Determine the number of lines containing the word "gradation". Reply with it and nothing else.

▶ Input
==========
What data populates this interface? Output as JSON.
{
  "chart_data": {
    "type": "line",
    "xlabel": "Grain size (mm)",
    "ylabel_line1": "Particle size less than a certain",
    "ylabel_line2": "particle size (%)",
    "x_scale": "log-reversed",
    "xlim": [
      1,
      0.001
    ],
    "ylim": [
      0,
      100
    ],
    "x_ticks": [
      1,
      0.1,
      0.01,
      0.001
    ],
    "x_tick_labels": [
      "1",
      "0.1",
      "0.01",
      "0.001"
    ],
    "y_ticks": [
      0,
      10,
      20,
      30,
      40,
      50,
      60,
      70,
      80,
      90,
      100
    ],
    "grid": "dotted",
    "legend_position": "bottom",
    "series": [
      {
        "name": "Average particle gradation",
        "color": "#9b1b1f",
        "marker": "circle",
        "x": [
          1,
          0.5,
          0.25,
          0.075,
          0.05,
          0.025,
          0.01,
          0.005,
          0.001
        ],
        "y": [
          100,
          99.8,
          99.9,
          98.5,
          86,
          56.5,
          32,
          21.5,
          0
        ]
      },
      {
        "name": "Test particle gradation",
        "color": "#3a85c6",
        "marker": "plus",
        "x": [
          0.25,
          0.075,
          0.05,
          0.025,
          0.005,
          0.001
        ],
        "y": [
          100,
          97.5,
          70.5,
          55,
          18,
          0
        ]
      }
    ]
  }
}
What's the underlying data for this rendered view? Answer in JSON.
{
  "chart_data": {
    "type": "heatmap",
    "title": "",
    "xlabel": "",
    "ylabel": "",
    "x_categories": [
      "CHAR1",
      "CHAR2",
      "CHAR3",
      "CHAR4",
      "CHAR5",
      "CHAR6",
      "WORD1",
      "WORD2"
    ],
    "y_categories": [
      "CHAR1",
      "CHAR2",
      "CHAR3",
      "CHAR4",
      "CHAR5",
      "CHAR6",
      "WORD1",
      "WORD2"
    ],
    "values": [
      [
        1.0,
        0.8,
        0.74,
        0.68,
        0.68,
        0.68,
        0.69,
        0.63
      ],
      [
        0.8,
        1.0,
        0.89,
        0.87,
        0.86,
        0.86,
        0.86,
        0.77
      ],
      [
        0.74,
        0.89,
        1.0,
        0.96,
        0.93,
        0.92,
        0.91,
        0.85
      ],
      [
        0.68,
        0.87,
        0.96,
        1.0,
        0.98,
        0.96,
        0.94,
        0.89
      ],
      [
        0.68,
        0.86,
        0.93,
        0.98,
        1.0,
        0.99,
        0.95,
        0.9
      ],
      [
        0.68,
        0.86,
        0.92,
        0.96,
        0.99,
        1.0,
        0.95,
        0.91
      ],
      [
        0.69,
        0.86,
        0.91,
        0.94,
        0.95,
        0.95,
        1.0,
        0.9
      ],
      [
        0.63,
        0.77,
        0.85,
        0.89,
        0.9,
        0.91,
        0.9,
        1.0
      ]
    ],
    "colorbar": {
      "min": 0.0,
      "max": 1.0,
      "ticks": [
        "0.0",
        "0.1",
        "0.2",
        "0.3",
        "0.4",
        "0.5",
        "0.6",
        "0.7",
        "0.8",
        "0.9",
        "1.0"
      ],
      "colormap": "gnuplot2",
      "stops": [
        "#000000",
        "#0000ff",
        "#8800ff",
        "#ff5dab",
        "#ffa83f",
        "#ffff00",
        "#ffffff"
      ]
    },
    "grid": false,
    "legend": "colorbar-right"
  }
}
==========
▶ Exercise output
2